• Written exercise: Whenever a line below holds the word "juin", copy that line.

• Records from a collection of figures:
==*==
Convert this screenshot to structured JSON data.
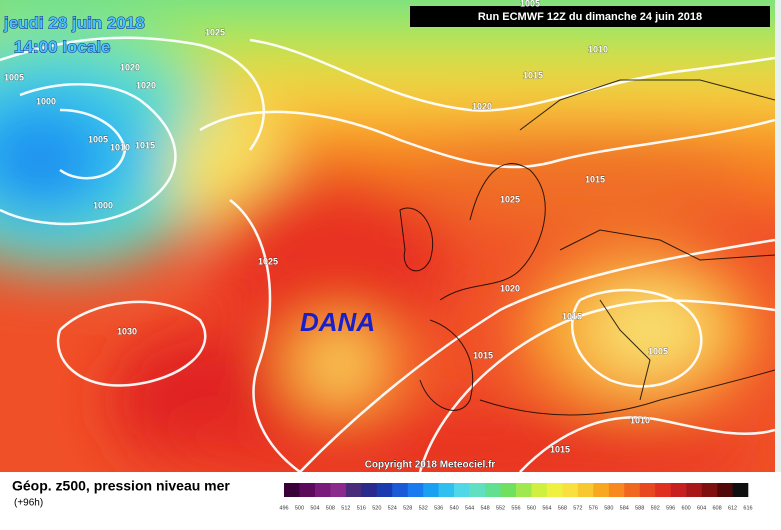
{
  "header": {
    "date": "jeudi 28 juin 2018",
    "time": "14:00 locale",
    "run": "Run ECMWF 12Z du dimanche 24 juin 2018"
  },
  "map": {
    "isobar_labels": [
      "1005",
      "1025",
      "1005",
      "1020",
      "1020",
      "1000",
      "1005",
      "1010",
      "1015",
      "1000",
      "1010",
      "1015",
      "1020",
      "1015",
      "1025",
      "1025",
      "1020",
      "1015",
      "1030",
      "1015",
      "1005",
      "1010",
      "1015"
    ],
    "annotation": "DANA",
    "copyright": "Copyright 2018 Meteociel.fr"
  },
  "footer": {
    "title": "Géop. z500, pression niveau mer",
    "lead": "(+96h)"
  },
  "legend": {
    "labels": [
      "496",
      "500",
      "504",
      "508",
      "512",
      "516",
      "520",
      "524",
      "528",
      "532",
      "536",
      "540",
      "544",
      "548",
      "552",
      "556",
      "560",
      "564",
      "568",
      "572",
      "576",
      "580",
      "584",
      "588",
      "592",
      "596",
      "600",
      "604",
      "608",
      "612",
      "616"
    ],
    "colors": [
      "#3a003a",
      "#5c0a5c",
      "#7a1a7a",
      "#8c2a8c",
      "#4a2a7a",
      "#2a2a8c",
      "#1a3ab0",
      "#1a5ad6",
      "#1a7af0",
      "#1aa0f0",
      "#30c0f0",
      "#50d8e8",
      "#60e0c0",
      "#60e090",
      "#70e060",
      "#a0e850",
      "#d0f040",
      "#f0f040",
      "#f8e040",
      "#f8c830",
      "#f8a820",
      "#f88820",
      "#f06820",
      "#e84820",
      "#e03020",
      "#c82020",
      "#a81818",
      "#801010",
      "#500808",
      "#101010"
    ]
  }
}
==*==
• Full solution:
    "date": "jeudi 28 juin 2018",
    "run": "Run ECMWF 12Z du dimanche 24 juin 2018"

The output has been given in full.